(STATED EXERCISE): Find the string "pela" in the listing and report every line that has it.

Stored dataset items

*****

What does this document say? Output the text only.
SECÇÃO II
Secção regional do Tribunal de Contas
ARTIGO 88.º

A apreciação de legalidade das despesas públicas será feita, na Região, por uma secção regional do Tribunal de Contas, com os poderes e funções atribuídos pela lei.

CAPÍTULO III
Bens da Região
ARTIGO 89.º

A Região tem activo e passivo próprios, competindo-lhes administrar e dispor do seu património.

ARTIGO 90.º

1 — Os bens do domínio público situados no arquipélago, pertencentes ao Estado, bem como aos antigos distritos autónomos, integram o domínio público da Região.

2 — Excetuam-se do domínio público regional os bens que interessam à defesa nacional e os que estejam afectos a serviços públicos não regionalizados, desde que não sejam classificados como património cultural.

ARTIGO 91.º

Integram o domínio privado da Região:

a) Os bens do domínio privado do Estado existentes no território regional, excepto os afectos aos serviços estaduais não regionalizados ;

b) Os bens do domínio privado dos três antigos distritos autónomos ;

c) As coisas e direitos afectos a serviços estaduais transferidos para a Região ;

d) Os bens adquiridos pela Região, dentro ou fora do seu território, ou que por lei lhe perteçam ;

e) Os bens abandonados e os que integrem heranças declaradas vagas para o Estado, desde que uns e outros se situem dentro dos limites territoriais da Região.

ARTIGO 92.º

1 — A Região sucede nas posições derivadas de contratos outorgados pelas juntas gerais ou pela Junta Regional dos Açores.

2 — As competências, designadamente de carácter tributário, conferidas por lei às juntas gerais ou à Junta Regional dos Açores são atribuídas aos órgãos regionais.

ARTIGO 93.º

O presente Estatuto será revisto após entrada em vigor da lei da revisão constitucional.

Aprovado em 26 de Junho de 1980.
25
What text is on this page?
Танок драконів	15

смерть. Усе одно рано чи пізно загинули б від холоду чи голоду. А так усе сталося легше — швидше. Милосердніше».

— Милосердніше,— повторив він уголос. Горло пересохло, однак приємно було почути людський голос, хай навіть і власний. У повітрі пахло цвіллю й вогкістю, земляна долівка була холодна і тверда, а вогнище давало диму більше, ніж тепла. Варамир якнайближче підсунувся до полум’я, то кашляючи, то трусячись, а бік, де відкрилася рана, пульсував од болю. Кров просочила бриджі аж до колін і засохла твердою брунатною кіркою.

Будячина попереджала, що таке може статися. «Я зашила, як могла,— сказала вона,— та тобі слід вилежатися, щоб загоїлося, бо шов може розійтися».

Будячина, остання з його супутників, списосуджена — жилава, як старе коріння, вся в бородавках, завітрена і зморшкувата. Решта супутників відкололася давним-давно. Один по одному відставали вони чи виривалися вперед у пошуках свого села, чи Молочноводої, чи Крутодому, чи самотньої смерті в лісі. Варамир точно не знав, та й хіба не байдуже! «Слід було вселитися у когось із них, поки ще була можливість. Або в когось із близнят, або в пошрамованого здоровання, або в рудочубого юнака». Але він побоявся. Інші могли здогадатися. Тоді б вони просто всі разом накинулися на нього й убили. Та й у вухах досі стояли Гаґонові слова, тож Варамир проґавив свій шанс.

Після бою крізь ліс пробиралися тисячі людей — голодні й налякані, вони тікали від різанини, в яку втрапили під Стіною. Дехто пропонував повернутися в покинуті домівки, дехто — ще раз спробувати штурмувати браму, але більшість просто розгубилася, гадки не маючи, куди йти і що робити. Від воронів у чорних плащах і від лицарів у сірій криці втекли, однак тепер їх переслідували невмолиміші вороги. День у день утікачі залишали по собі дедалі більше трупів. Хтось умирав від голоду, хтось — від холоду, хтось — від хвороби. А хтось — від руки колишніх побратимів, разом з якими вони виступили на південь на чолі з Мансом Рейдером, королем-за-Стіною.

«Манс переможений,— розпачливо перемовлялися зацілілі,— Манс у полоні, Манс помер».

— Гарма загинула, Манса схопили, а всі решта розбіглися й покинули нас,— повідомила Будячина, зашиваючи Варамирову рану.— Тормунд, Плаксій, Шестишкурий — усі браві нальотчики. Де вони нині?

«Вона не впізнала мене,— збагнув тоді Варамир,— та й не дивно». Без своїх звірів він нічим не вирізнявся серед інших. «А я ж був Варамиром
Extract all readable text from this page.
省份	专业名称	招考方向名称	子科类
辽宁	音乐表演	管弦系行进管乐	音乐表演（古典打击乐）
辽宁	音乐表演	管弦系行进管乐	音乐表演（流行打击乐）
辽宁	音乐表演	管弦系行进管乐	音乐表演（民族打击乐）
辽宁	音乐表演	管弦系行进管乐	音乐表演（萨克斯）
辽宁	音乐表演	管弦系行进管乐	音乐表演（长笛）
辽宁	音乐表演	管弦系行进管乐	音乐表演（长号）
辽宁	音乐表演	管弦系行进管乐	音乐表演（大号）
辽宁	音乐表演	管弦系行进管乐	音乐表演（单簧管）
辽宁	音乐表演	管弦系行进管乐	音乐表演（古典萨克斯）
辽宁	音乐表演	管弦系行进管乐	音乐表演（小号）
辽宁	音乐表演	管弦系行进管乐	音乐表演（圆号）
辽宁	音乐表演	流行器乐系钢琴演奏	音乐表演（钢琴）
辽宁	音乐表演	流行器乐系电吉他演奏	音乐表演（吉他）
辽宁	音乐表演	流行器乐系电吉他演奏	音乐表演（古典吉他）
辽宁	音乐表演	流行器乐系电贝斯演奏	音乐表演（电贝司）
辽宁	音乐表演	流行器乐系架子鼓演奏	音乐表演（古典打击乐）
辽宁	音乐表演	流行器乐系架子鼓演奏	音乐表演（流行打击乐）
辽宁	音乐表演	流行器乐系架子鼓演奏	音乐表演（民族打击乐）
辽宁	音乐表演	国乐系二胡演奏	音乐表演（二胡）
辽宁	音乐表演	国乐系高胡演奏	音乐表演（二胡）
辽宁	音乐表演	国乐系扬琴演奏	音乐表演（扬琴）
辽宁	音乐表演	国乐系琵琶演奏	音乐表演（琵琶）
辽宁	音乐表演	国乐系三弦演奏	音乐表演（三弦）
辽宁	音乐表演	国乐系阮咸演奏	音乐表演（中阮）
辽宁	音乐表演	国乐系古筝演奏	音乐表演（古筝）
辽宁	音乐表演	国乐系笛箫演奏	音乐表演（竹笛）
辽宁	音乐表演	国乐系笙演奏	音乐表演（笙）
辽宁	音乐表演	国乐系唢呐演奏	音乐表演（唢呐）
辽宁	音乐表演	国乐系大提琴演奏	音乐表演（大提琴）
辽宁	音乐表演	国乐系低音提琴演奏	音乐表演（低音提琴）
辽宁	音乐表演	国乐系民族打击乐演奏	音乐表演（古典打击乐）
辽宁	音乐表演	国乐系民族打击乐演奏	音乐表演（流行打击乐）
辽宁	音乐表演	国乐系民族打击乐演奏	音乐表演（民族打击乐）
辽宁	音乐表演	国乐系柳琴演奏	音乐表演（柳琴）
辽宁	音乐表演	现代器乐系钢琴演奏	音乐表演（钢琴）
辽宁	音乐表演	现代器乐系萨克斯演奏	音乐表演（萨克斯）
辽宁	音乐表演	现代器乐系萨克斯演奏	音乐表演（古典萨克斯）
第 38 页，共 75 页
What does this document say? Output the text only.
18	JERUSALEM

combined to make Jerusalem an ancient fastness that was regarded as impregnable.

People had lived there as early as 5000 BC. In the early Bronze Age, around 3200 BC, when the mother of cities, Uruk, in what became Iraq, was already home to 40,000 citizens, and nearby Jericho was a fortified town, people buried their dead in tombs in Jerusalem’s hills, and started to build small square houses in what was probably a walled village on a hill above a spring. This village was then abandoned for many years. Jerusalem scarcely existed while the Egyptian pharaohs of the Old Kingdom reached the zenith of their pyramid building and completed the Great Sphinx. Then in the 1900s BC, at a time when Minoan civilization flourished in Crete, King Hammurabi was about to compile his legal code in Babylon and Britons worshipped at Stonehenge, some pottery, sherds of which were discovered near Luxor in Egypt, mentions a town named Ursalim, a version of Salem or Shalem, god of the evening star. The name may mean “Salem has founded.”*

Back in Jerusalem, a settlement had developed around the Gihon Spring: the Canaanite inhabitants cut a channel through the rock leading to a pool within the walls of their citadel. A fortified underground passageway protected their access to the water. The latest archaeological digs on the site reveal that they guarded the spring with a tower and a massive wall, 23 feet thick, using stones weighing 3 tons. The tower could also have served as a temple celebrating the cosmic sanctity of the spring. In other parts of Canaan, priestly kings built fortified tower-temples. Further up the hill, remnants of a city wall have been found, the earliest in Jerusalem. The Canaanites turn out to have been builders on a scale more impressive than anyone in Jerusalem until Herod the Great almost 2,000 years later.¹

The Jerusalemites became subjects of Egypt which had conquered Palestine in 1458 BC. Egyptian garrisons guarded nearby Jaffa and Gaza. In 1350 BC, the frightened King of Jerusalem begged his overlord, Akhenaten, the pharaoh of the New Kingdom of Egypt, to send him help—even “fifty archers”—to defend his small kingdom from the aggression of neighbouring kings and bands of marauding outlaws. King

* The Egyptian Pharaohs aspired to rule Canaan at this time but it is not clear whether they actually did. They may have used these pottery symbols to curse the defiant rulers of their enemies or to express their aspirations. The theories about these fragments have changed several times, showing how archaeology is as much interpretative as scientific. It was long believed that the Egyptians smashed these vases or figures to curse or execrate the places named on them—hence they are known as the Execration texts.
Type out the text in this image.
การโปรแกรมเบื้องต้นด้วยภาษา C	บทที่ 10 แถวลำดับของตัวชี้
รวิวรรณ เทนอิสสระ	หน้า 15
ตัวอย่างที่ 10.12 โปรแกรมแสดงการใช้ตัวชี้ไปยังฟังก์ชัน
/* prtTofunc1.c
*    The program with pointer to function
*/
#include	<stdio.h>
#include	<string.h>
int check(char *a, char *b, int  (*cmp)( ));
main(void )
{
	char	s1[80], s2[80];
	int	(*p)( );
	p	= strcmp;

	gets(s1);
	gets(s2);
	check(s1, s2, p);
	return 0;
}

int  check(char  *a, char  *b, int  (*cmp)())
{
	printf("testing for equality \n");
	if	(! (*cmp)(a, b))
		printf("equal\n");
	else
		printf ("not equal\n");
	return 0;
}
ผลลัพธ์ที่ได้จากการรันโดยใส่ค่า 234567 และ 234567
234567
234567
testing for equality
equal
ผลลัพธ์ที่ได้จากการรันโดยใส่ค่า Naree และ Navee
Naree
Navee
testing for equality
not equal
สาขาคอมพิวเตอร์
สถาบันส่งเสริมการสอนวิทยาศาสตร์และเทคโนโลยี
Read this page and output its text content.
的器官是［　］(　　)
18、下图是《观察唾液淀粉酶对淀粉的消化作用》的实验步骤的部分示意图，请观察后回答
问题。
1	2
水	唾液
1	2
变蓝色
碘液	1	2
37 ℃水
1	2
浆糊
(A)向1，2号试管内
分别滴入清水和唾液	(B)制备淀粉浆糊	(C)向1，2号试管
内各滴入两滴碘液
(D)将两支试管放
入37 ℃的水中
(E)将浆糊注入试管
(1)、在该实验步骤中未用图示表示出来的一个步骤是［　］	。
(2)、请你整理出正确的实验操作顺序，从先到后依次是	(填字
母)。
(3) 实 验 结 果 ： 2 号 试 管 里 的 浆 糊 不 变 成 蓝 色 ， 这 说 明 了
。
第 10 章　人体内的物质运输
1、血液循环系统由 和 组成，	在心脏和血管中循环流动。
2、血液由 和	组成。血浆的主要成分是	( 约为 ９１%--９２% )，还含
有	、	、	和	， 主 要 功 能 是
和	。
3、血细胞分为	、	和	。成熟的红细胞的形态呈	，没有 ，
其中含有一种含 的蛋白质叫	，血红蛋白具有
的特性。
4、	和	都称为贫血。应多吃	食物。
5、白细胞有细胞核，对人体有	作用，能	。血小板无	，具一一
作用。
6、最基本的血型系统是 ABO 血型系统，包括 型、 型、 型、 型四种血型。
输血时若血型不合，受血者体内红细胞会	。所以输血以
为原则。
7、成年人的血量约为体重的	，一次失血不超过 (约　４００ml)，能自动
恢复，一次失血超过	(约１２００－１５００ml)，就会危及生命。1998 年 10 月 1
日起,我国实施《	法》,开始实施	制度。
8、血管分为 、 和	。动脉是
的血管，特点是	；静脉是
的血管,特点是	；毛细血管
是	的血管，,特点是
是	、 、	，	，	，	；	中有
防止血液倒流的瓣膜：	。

*****

(WRITTEN ANSWER):
A apreciação de legalidade das despesas públicas será feita, na Região, por uma secção regional do Tribunal de Contas, com os poderes e funções atribuídos pela lei.
d) Os bens adquiridos pela Região, dentro ou fora do seu território, ou que por lei lhe perteçam ;
1 — A Região sucede nas posições derivadas de contratos outorgados pelas juntas gerais ou pela Junta Regional dos Açores.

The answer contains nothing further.